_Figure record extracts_
»»

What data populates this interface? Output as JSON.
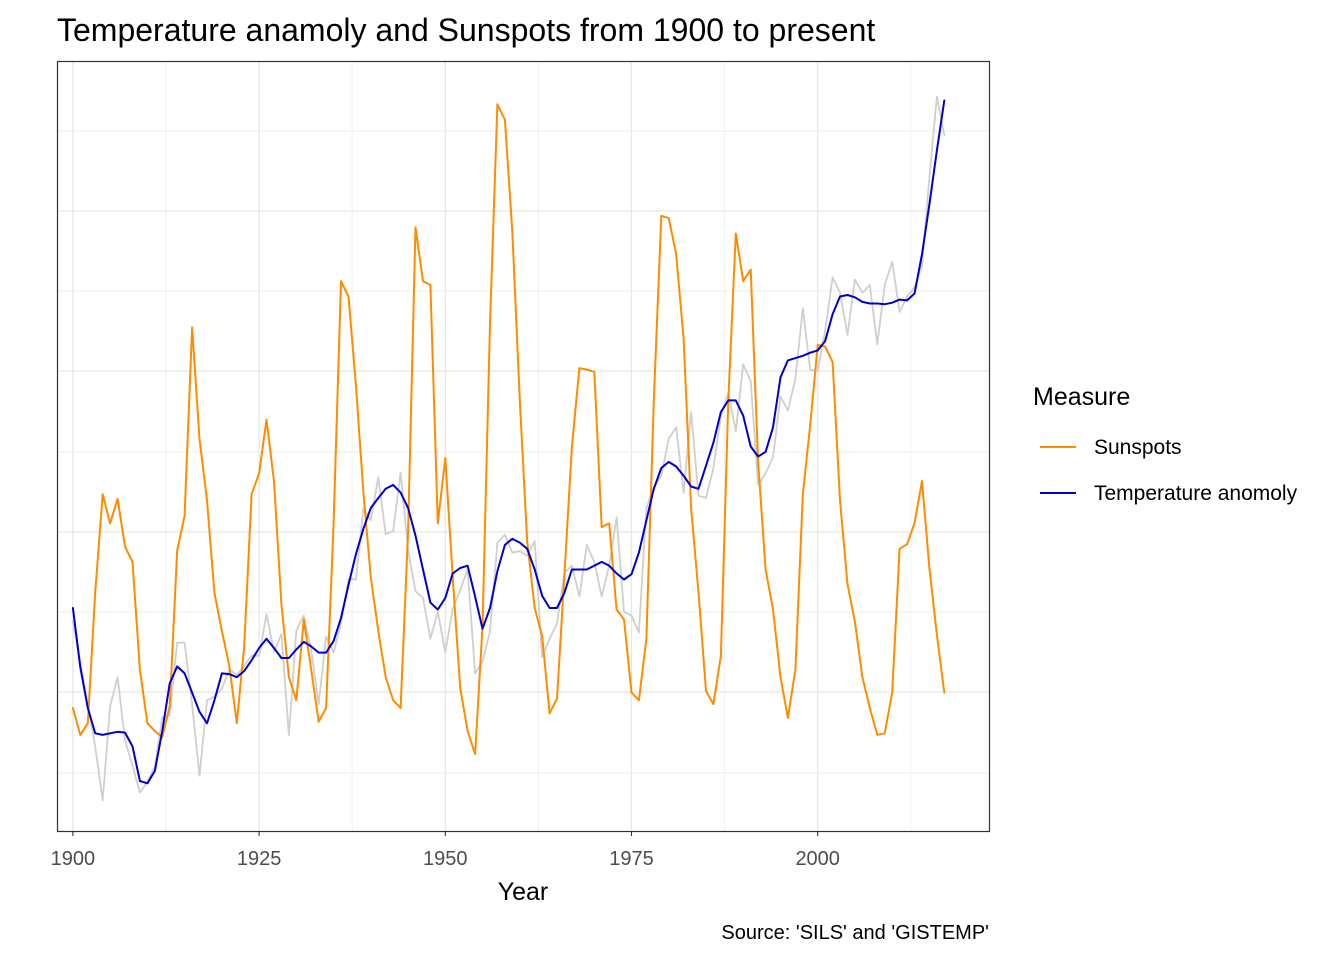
{
  "chart_data": {
    "type": "line",
    "title": "Temperature anamoly and Sunspots from 1900 to present",
    "xlabel": "Year",
    "ylabel": "",
    "caption": "Source: 'SILS' and 'GISTEMP'",
    "xlim": [
      1898,
      2023
    ],
    "ylim": [
      0,
      1
    ],
    "x_ticks": [
      1900,
      1925,
      1950,
      1975,
      2000
    ],
    "grid": true,
    "legend": {
      "title": "Measure",
      "placement": "right",
      "entries": [
        {
          "label": "Sunspots",
          "color": "#ff8c00"
        },
        {
          "label": "Temperature anomoly",
          "color": "#0000cd"
        }
      ]
    },
    "y_scale_note": "normalized",
    "series": [
      {
        "name": "Sunspots",
        "color": "#ff8c00",
        "x": [
          1900,
          1901,
          1902,
          1903,
          1904,
          1905,
          1906,
          1907,
          1908,
          1909,
          1910,
          1911,
          1912,
          1913,
          1914,
          1915,
          1916,
          1917,
          1918,
          1919,
          1920,
          1921,
          1922,
          1923,
          1924,
          1925,
          1926,
          1927,
          1928,
          1929,
          1930,
          1931,
          1932,
          1933,
          1934,
          1935,
          1936,
          1937,
          1938,
          1939,
          1940,
          1941,
          1942,
          1943,
          1944,
          1945,
          1946,
          1947,
          1948,
          1949,
          1950,
          1951,
          1952,
          1953,
          1954,
          1955,
          1956,
          1957,
          1958,
          1959,
          1960,
          1961,
          1962,
          1963,
          1964,
          1965,
          1966,
          1967,
          1968,
          1969,
          1970,
          1971,
          1972,
          1973,
          1974,
          1975,
          1976,
          1977,
          1978,
          1979,
          1980,
          1981,
          1982,
          1983,
          1984,
          1985,
          1986,
          1987,
          1988,
          1989,
          1990,
          1991,
          1992,
          1993,
          1994,
          1995,
          1996,
          1997,
          1998,
          1999,
          2000,
          2001,
          2002,
          2003,
          2004,
          2005,
          2006,
          2007,
          2008,
          2009,
          2010,
          2011,
          2012,
          2013,
          2014,
          2015,
          2016,
          2017
        ],
        "values": [
          0.16,
          0.125,
          0.14,
          0.31,
          0.438,
          0.4,
          0.432,
          0.37,
          0.35,
          0.21,
          0.14,
          0.13,
          0.122,
          0.162,
          0.365,
          0.41,
          0.655,
          0.51,
          0.43,
          0.31,
          0.26,
          0.215,
          0.14,
          0.24,
          0.438,
          0.465,
          0.535,
          0.455,
          0.295,
          0.2,
          0.17,
          0.275,
          0.21,
          0.142,
          0.16,
          0.4,
          0.715,
          0.695,
          0.58,
          0.44,
          0.33,
          0.26,
          0.2,
          0.17,
          0.16,
          0.39,
          0.785,
          0.715,
          0.71,
          0.4,
          0.485,
          0.33,
          0.186,
          0.13,
          0.1,
          0.265,
          0.66,
          0.945,
          0.925,
          0.78,
          0.56,
          0.376,
          0.29,
          0.254,
          0.153,
          0.172,
          0.335,
          0.5,
          0.602,
          0.6,
          0.597,
          0.395,
          0.4,
          0.288,
          0.275,
          0.18,
          0.17,
          0.25,
          0.56,
          0.8,
          0.797,
          0.75,
          0.64,
          0.42,
          0.31,
          0.182,
          0.165,
          0.228,
          0.56,
          0.777,
          0.715,
          0.73,
          0.48,
          0.34,
          0.288,
          0.2,
          0.147,
          0.21,
          0.437,
          0.528,
          0.632,
          0.63,
          0.61,
          0.43,
          0.321,
          0.272,
          0.2,
          0.16,
          0.125,
          0.127,
          0.18,
          0.367,
          0.373,
          0.4,
          0.455,
          0.342,
          0.255,
          0.18
        ]
      },
      {
        "name": "Temperature anomoly",
        "color": "#0000cd",
        "x": [
          1900,
          1901,
          1902,
          1903,
          1904,
          1905,
          1906,
          1907,
          1908,
          1909,
          1910,
          1911,
          1912,
          1913,
          1914,
          1915,
          1916,
          1917,
          1918,
          1919,
          1920,
          1921,
          1922,
          1923,
          1924,
          1925,
          1926,
          1927,
          1928,
          1929,
          1930,
          1931,
          1932,
          1933,
          1934,
          1935,
          1936,
          1937,
          1938,
          1939,
          1940,
          1941,
          1942,
          1943,
          1944,
          1945,
          1946,
          1947,
          1948,
          1949,
          1950,
          1951,
          1952,
          1953,
          1954,
          1955,
          1956,
          1957,
          1958,
          1959,
          1960,
          1961,
          1962,
          1963,
          1964,
          1965,
          1966,
          1967,
          1968,
          1969,
          1970,
          1971,
          1972,
          1973,
          1974,
          1975,
          1976,
          1977,
          1978,
          1979,
          1980,
          1981,
          1982,
          1983,
          1984,
          1985,
          1986,
          1987,
          1988,
          1989,
          1990,
          1991,
          1992,
          1993,
          1994,
          1995,
          1996,
          1997,
          1998,
          1999,
          2000,
          2001,
          2002,
          2003,
          2004,
          2005,
          2006,
          2007,
          2008,
          2009,
          2010,
          2011,
          2012,
          2013,
          2014,
          2015,
          2016,
          2017
        ],
        "values": [
          0.29,
          0.213,
          0.16,
          0.127,
          0.125,
          0.127,
          0.129,
          0.128,
          0.11,
          0.065,
          0.062,
          0.078,
          0.13,
          0.192,
          0.214,
          0.205,
          0.18,
          0.155,
          0.14,
          0.17,
          0.205,
          0.204,
          0.2,
          0.208,
          0.222,
          0.238,
          0.25,
          0.238,
          0.225,
          0.225,
          0.236,
          0.246,
          0.24,
          0.232,
          0.232,
          0.247,
          0.277,
          0.32,
          0.36,
          0.393,
          0.42,
          0.433,
          0.445,
          0.45,
          0.44,
          0.42,
          0.384,
          0.34,
          0.297,
          0.288,
          0.303,
          0.335,
          0.342,
          0.345,
          0.305,
          0.263,
          0.29,
          0.338,
          0.372,
          0.38,
          0.375,
          0.367,
          0.34,
          0.306,
          0.29,
          0.29,
          0.31,
          0.34,
          0.34,
          0.34,
          0.345,
          0.35,
          0.345,
          0.335,
          0.327,
          0.334,
          0.362,
          0.404,
          0.445,
          0.472,
          0.48,
          0.474,
          0.462,
          0.448,
          0.445,
          0.475,
          0.505,
          0.545,
          0.56,
          0.56,
          0.54,
          0.5,
          0.487,
          0.493,
          0.525,
          0.59,
          0.612,
          0.615,
          0.618,
          0.622,
          0.625,
          0.637,
          0.672,
          0.695,
          0.697,
          0.694,
          0.688,
          0.686,
          0.686,
          0.685,
          0.687,
          0.691,
          0.69,
          0.699,
          0.75,
          0.815,
          0.885,
          0.95
        ]
      },
      {
        "name": "",
        "color": "#cfcfcf",
        "x": [
          1900,
          1901,
          1902,
          1903,
          1904,
          1905,
          1906,
          1907,
          1908,
          1909,
          1910,
          1911,
          1912,
          1913,
          1914,
          1915,
          1916,
          1917,
          1918,
          1919,
          1920,
          1921,
          1922,
          1923,
          1924,
          1925,
          1926,
          1927,
          1928,
          1929,
          1930,
          1931,
          1932,
          1933,
          1934,
          1935,
          1936,
          1937,
          1938,
          1939,
          1940,
          1941,
          1942,
          1943,
          1944,
          1945,
          1946,
          1947,
          1948,
          1949,
          1950,
          1951,
          1952,
          1953,
          1954,
          1955,
          1956,
          1957,
          1958,
          1959,
          1960,
          1961,
          1962,
          1963,
          1964,
          1965,
          1966,
          1967,
          1968,
          1969,
          1970,
          1971,
          1972,
          1973,
          1974,
          1975,
          1976,
          1977,
          1978,
          1979,
          1980,
          1981,
          1982,
          1983,
          1984,
          1985,
          1986,
          1987,
          1988,
          1989,
          1990,
          1991,
          1992,
          1993,
          1994,
          1995,
          1996,
          1997,
          1998,
          1999,
          2000,
          2001,
          2002,
          2003,
          2004,
          2005,
          2006,
          2007,
          2008,
          2009,
          2010,
          2011,
          2012,
          2013,
          2014,
          2015,
          2016,
          2017
        ],
        "values": [
          0.272,
          0.22,
          0.165,
          0.11,
          0.04,
          0.162,
          0.2,
          0.118,
          0.085,
          0.05,
          0.064,
          0.084,
          0.148,
          0.15,
          0.245,
          0.245,
          0.165,
          0.072,
          0.17,
          0.175,
          0.185,
          0.21,
          0.203,
          0.215,
          0.228,
          0.228,
          0.282,
          0.233,
          0.256,
          0.125,
          0.261,
          0.28,
          0.236,
          0.165,
          0.253,
          0.232,
          0.27,
          0.328,
          0.327,
          0.42,
          0.404,
          0.46,
          0.386,
          0.39,
          0.466,
          0.365,
          0.312,
          0.303,
          0.25,
          0.285,
          0.232,
          0.289,
          0.313,
          0.34,
          0.205,
          0.22,
          0.26,
          0.375,
          0.385,
          0.362,
          0.364,
          0.358,
          0.377,
          0.226,
          0.25,
          0.27,
          0.336,
          0.345,
          0.305,
          0.372,
          0.35,
          0.305,
          0.345,
          0.408,
          0.285,
          0.28,
          0.258,
          0.42,
          0.447,
          0.462,
          0.51,
          0.525,
          0.44,
          0.545,
          0.436,
          0.433,
          0.472,
          0.54,
          0.57,
          0.52,
          0.607,
          0.585,
          0.45,
          0.465,
          0.486,
          0.565,
          0.547,
          0.588,
          0.68,
          0.6,
          0.598,
          0.65,
          0.72,
          0.7,
          0.645,
          0.717,
          0.7,
          0.71,
          0.633,
          0.71,
          0.74,
          0.675,
          0.695,
          0.707,
          0.735,
          0.85,
          0.955,
          0.905
        ]
      }
    ]
  }
}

««

Filter the listing above by the word "title"; copy each line that passes.

    "title": "Temperature anamoly and Sunspots from 1900 to present",
      "title": "Measure",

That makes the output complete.